Extract provided
Auto Layout is running and repositioning your objects. Turn off Auto Layout and your objects will stay where you put them.
I want to observe changes to the x coordinate of my UIView's origin while it is being animated using animateWithDuration:delay:options:animations:completion:. I want to track changes in the x coordinate during this animation at a granular level because I want to make a change in interaction to another view that the view being animated may make contact with. I want to make that change at the exact point of contact. I want to understand the best way to do something like this at a higher level:
-- Should I use animateWithDuration:... in the completion call back at the point of contact? In other words, The first animation runs until it hits that x coordinate, and the rest of the animation takes place in the completion callback?

[Collection entries]
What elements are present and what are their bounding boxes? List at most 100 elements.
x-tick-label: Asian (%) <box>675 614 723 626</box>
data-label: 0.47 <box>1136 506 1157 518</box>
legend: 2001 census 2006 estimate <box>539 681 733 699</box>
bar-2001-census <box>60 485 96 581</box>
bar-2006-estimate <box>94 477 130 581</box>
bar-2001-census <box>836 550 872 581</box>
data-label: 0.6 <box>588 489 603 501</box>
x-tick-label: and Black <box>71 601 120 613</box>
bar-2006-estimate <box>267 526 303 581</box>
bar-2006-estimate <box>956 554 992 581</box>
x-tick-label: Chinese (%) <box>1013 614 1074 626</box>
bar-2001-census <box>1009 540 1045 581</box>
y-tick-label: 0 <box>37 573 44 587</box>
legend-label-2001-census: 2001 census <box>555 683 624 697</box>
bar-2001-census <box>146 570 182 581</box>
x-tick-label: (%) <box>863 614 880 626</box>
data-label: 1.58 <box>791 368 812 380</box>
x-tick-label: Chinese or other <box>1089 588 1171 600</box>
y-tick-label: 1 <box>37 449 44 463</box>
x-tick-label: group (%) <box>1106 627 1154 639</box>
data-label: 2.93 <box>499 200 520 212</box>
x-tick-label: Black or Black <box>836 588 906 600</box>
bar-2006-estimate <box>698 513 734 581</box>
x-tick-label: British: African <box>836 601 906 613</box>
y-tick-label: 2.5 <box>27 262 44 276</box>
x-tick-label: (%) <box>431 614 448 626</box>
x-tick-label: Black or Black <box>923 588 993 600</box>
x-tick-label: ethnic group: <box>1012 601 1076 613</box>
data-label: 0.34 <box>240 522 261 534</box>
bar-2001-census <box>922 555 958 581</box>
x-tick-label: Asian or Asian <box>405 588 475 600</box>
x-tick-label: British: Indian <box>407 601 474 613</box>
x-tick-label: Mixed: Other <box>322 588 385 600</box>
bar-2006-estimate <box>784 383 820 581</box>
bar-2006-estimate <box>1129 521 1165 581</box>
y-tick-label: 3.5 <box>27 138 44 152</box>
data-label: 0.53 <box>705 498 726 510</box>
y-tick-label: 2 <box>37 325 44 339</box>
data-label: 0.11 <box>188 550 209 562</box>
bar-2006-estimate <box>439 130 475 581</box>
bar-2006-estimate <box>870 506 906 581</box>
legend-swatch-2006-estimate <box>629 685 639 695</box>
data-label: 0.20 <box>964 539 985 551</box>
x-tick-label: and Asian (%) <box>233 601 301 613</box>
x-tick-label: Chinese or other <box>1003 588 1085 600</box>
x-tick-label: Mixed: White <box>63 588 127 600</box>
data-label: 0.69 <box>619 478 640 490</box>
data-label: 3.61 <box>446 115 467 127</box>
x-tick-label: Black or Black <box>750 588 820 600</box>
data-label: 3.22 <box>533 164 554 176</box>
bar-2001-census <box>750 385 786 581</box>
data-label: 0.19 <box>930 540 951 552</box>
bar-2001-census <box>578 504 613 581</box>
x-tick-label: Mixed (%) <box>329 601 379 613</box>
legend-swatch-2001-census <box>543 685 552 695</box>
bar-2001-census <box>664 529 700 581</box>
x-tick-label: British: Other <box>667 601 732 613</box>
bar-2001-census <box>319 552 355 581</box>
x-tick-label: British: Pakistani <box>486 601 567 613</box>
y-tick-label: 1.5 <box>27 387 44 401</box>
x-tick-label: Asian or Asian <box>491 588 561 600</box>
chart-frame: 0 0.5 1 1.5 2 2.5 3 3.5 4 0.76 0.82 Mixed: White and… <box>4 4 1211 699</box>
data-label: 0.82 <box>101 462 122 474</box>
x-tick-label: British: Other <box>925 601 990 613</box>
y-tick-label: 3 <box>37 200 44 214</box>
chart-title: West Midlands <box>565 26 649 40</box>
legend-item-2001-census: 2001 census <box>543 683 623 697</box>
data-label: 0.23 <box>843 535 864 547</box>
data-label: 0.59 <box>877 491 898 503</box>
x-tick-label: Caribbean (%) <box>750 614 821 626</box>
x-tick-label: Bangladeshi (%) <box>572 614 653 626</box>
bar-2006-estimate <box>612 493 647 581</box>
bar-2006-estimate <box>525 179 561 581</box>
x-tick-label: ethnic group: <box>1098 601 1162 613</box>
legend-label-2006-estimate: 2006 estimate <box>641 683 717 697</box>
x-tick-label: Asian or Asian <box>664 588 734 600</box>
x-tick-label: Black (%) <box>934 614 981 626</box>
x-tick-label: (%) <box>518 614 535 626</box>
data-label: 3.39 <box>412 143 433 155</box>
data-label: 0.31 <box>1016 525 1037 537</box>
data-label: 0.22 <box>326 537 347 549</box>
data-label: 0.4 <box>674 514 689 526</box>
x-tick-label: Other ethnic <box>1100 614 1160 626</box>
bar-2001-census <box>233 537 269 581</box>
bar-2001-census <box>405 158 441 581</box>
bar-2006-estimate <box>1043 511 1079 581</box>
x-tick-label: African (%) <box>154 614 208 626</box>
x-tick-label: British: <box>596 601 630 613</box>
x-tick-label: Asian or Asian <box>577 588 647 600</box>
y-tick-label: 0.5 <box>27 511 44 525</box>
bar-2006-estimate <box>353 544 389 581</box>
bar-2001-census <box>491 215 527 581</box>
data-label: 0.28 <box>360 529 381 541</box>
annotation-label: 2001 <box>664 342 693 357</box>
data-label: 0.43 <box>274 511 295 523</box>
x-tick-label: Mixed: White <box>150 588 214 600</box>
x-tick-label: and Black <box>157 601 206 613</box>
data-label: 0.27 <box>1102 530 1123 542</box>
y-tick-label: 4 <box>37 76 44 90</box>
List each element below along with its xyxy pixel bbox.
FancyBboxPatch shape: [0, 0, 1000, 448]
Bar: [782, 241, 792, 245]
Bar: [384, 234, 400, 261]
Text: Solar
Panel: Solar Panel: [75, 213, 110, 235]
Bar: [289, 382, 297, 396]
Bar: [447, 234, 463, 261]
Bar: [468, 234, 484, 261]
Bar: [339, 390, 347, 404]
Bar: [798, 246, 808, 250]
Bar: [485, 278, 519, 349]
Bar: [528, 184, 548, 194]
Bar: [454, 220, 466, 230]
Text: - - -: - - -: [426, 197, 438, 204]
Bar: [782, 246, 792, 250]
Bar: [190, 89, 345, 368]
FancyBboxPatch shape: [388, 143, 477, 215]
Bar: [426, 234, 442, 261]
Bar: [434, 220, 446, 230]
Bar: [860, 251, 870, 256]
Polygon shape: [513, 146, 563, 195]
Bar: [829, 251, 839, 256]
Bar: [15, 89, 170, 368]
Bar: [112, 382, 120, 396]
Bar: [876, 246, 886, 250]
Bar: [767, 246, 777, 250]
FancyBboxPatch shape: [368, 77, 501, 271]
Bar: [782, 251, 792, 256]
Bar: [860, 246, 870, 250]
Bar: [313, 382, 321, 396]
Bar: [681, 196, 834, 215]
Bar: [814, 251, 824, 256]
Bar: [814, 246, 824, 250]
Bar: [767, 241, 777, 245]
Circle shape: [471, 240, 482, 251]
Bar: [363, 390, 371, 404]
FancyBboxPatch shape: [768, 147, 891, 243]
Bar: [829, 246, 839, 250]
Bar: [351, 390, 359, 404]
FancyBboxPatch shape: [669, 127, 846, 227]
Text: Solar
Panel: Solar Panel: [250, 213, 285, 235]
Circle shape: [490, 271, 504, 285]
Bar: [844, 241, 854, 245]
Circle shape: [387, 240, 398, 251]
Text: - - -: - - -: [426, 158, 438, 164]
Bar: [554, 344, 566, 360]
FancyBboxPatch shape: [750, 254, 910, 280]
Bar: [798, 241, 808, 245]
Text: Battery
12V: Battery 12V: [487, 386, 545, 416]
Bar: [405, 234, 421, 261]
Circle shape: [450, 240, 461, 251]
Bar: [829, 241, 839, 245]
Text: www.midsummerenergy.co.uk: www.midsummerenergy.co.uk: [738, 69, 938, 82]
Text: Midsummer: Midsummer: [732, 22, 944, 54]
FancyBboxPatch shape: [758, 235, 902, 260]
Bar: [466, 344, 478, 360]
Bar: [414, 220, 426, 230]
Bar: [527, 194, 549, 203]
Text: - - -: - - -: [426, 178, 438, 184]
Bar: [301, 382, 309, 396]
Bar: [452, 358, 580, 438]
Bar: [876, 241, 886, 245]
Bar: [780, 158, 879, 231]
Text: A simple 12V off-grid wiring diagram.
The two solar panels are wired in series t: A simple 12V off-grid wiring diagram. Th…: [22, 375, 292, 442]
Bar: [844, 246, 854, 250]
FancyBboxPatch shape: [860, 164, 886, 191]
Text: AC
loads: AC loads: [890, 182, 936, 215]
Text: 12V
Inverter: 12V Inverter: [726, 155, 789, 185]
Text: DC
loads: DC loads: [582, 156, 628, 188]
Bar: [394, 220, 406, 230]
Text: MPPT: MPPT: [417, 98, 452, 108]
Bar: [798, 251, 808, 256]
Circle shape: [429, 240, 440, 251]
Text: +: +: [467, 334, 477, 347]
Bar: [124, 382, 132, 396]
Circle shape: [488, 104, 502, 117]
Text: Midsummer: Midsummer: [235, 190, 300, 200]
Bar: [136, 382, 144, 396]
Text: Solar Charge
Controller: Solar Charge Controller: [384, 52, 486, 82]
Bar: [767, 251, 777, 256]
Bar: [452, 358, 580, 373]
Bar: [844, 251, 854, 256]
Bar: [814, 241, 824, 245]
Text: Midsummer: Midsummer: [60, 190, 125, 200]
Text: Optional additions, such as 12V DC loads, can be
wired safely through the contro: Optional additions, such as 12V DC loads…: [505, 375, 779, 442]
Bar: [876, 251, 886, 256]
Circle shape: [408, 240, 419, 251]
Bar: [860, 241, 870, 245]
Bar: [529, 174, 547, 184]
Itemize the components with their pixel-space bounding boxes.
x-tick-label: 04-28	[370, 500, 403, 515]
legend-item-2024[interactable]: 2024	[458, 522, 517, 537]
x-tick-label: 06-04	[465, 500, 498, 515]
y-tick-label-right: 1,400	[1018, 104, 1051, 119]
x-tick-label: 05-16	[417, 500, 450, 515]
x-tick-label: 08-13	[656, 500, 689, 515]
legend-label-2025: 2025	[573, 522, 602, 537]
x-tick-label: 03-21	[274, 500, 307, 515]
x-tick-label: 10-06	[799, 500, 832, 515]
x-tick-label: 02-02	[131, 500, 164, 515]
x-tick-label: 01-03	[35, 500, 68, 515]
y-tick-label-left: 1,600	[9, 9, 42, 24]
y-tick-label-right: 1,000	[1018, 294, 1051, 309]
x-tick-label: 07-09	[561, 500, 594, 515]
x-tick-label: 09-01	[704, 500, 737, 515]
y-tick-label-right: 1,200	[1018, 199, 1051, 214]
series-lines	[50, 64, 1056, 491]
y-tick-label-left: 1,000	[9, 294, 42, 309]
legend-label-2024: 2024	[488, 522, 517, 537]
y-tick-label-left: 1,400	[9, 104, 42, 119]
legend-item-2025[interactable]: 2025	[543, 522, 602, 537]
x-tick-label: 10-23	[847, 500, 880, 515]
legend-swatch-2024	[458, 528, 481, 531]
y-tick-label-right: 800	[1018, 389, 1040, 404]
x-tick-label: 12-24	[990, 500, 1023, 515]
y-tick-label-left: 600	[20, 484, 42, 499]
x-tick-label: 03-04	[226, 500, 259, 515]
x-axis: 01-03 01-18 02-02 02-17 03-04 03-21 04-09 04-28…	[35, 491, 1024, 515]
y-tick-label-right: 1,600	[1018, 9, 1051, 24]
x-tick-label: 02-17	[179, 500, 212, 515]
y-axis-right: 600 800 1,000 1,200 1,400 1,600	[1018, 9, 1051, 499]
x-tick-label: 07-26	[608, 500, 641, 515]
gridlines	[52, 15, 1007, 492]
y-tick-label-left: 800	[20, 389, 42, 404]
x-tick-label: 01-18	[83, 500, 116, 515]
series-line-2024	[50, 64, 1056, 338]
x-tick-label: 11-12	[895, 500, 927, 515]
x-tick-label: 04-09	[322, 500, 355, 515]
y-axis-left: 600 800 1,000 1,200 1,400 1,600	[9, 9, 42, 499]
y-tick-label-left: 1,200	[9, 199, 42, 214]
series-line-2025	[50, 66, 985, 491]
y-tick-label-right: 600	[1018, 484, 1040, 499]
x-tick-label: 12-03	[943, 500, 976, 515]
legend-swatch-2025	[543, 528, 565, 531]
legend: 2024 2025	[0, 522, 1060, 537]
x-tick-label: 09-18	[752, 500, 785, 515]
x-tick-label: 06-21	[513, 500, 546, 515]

Required tasks
a - Pull out everything from "I want to observe" down to "the completion callback?" in the UIView animation excerpt.
b - In the UIView animation excerpt, which method is used to animate the view?

Exercise answers
a -
I want to observe changes to the x coordinate of my UIView's origin while it is being animated using animateWithDuration:delay:options:animations:completion:. I want to track changes in the x coordinate during this animation at a granular level because I want to make a change in interaction to another view that the view being animated may make contact with. I want to make that change at the exact point of contact. I want to understand the best way to do something like this at a higher level:
-- Should I use animateWithDuration:... in the completion call back at the point of contact? In other words, The first animation runs until it hits that x coordinate, and the rest of the animation takes place in the completion callback?

b - animateWithDuration:delay:options:animations:completion: